- _Records supplied_
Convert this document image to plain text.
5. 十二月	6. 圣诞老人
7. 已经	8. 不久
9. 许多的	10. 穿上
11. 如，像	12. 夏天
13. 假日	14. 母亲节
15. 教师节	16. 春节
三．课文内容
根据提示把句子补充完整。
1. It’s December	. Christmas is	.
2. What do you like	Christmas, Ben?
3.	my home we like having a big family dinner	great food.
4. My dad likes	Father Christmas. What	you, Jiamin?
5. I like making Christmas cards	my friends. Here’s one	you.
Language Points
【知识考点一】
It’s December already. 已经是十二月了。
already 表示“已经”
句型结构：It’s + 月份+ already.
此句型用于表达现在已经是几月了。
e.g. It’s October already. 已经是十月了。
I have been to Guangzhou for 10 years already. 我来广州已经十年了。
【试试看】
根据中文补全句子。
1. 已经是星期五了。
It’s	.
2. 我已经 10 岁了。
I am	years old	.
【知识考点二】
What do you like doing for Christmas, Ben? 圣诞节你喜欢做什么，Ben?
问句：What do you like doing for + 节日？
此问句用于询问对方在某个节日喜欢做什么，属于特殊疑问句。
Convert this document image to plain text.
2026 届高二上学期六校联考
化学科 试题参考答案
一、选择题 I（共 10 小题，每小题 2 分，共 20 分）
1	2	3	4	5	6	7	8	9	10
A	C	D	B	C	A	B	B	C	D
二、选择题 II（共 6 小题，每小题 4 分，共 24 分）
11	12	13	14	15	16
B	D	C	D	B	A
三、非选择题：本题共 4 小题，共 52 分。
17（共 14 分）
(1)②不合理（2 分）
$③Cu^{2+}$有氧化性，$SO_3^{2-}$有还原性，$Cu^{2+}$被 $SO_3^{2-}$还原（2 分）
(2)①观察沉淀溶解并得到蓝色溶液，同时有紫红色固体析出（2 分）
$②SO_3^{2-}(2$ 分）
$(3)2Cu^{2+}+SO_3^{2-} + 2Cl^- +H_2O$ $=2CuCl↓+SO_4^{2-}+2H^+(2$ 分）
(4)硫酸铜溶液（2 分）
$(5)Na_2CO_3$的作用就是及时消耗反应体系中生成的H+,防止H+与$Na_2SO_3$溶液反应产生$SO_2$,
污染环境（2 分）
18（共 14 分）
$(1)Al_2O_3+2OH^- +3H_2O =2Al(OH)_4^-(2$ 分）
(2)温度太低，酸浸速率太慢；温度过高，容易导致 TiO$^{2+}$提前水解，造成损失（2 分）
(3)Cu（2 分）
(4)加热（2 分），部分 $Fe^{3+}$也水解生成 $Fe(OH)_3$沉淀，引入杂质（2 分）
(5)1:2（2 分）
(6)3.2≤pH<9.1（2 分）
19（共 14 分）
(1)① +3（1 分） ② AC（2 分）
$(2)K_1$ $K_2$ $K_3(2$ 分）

- _Written instruction_
Exactly reproduce every line of the records.

- _Result of this task_
Convert this document image to plain text.
5. 十二月	6. 圣诞老人
7. 已经	8. 不久
9. 许多的	10. 穿上
11. 如，像	12. 夏天
13. 假日	14. 母亲节
15. 教师节	16. 春节
三．课文内容
根据提示把句子补充完整。
1. It’s December	. Christmas is	.
2. What do you like	Christmas, Ben?
3.	my home we like having a big family dinner	great food.
4. My dad likes	Father Christmas. What	you, Jiamin?
5. I like making Christmas cards	my friends. Here’s one	you.
Language Points
【知识考点一】
It’s December already. 已经是十二月了。
already 表示“已经”
句型结构：It’s + 月份+ already.
此句型用于表达现在已经是几月了。
e.g. It’s October already. 已经是十月了。
I have been to Guangzhou for 10 years already. 我来广州已经十年了。
【试试看】
根据中文补全句子。
1. 已经是星期五了。
It’s	.
2. 我已经 10 岁了。
I am	years old	.
【知识考点二】
What do you like doing for Christmas, Ben? 圣诞节你喜欢做什么，Ben?
问句：What do you like doing for + 节日？
此问句用于询问对方在某个节日喜欢做什么，属于特殊疑问句。
Convert this document image to plain text.
2026 届高二上学期六校联考
化学科 试题参考答案
一、选择题 I（共 10 小题，每小题 2 分，共 20 分）
1	2	3	4	5	6	7	8	9	10
A	C	D	B	C	A	B	B	C	D
二、选择题 II（共 6 小题，每小题 4 分，共 24 分）
11	12	13	14	15	16
B	D	C	D	B	A
三、非选择题：本题共 4 小题，共 52 分。
17（共 14 分）
(1)②不合理（2 分）
$③Cu^{2+}$有氧化性，$SO_3^{2-}$有还原性，$Cu^{2+}$被 $SO_3^{2-}$还原（2 分）
(2)①观察沉淀溶解并得到蓝色溶液，同时有紫红色固体析出（2 分）
$②SO_3^{2-}(2$ 分）
$(3)2Cu^{2+}+SO_3^{2-} + 2Cl^- +H_2O$ $=2CuCl↓+SO_4^{2-}+2H^+(2$ 分）
(4)硫酸铜溶液（2 分）
$(5)Na_2CO_3$的作用就是及时消耗反应体系中生成的H+,防止H+与$Na_2SO_3$溶液反应产生$SO_2$,
污染环境（2 分）
18（共 14 分）
$(1)Al_2O_3+2OH^- +3H_2O =2Al(OH)_4^-(2$ 分）
(2)温度太低，酸浸速率太慢；温度过高，容易导致 TiO$^{2+}$提前水解，造成损失（2 分）
(3)Cu（2 分）
(4)加热（2 分），部分 $Fe^{3+}$也水解生成 $Fe(OH)_3$沉淀，引入杂质（2 分）
(5)1:2（2 分）
(6)3.2≤pH<9.1（2 分）
19（共 14 分）
(1)① +3（1 分） ② AC（2 分）
$(2)K_1$ $K_2$ $K_3(2$ 分）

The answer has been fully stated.